▶ [Supplied records]:
※

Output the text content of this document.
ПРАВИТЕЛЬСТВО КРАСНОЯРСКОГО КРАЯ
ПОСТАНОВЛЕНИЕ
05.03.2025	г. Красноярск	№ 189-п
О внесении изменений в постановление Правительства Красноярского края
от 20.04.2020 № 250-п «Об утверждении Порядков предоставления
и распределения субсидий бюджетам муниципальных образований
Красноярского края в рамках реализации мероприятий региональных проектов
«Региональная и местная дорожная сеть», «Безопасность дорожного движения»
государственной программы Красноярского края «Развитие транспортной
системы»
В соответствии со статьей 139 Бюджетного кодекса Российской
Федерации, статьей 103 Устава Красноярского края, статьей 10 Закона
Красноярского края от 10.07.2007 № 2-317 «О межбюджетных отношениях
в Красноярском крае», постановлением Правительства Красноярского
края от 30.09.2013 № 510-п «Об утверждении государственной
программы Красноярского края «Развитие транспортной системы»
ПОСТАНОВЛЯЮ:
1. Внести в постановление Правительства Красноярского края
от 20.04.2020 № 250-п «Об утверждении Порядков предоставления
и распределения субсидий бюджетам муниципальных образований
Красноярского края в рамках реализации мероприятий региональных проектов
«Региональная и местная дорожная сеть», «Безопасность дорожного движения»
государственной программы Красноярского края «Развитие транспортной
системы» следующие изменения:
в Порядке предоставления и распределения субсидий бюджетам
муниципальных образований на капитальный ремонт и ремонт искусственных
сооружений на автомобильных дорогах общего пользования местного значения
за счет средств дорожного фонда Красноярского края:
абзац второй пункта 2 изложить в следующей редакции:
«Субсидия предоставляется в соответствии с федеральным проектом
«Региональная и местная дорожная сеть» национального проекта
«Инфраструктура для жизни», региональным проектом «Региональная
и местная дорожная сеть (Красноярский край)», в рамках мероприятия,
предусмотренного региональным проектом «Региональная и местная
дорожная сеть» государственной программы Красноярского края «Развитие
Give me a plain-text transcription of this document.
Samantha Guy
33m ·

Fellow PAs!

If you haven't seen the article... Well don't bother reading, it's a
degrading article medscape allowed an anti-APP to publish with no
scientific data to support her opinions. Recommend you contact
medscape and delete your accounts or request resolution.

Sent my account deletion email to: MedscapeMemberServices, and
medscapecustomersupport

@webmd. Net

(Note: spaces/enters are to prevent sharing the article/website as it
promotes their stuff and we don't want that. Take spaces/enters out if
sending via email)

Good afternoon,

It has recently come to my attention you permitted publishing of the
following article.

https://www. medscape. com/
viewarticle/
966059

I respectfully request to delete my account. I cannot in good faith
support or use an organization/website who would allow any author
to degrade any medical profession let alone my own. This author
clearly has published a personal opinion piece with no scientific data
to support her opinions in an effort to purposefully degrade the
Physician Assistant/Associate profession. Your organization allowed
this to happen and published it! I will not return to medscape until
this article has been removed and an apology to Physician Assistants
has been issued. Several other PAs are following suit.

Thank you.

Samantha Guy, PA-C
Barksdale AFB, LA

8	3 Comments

※

▶ [Task]: Extract all lines from the data in which "системы" is found.

▶ [Result below]:
системы»
программы Красноярского края «Развитие транспортной системы»
системы» следующие изменения:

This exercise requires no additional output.